Supplied material
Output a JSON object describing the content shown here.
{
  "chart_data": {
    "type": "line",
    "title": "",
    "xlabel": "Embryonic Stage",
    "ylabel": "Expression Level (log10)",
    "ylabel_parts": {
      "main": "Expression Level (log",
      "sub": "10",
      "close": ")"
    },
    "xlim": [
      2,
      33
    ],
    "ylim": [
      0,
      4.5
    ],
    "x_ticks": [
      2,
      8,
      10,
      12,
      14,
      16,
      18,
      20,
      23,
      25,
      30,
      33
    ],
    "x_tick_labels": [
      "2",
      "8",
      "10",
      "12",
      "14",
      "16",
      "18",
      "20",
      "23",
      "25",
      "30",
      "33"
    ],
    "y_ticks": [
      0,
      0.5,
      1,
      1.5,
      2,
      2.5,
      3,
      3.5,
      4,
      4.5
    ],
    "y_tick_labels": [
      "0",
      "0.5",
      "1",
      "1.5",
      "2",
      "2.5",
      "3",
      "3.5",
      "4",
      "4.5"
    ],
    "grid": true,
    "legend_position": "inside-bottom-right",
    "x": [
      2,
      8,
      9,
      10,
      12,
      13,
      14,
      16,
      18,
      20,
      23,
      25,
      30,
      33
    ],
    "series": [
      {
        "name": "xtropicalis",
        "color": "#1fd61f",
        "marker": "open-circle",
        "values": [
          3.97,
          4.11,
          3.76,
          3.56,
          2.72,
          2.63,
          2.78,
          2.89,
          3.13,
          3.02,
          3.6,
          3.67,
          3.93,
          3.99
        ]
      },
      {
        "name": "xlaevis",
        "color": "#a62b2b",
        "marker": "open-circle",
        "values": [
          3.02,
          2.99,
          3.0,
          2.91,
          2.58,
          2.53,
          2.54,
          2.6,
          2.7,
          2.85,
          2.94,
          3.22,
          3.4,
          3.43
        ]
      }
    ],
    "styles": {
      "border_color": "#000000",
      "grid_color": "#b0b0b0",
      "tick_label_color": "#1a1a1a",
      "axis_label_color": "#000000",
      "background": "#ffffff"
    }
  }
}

What this task involves
Write out every entry again, keeping each line exactly the same.

Written reply
Output a JSON object describing the content shown here.
{
  "chart_data": {
    "type": "line",
    "title": "",
    "xlabel": "Embryonic Stage",
    "ylabel": "Expression Level (log10)",
    "ylabel_parts": {
      "main": "Expression Level (log",
      "sub": "10",
      "close": ")"
    },
    "xlim": [
      2,
      33
    ],
    "ylim": [
      0,
      4.5
    ],
    "x_ticks": [
      2,
      8,
      10,
      12,
      14,
      16,
      18,
      20,
      23,
      25,
      30,
      33
    ],
    "x_tick_labels": [
      "2",
      "8",
      "10",
      "12",
      "14",
      "16",
      "18",
      "20",
      "23",
      "25",
      "30",
      "33"
    ],
    "y_ticks": [
      0,
      0.5,
      1,
      1.5,
      2,
      2.5,
      3,
      3.5,
      4,
      4.5
    ],
    "y_tick_labels": [
      "0",
      "0.5",
      "1",
      "1.5",
      "2",
      "2.5",
      "3",
      "3.5",
      "4",
      "4.5"
    ],
    "grid": true,
    "legend_position": "inside-bottom-right",
    "x": [
      2,
      8,
      9,
      10,
      12,
      13,
      14,
      16,
      18,
      20,
      23,
      25,
      30,
      33
    ],
    "series": [
      {
        "name": "xtropicalis",
        "color": "#1fd61f",
        "marker": "open-circle",
        "values": [
          3.97,
          4.11,
          3.76,
          3.56,
          2.72,
          2.63,
          2.78,
          2.89,
          3.13,
          3.02,
          3.6,
          3.67,
          3.93,
          3.99
        ]
      },
      {
        "name": "xlaevis",
        "color": "#a62b2b",
        "marker": "open-circle",
        "values": [
          3.02,
          2.99,
          3.0,
          2.91,
          2.58,
          2.53,
          2.54,
          2.6,
          2.7,
          2.85,
          2.94,
          3.22,
          3.4,
          3.43
        ]
      }
    ],
    "styles": {
      "border_color": "#000000",
      "grid_color": "#b0b0b0",
      "tick_label_color": "#1a1a1a",
      "axis_label_color": "#000000",
      "background": "#ffffff"
    }
  }
}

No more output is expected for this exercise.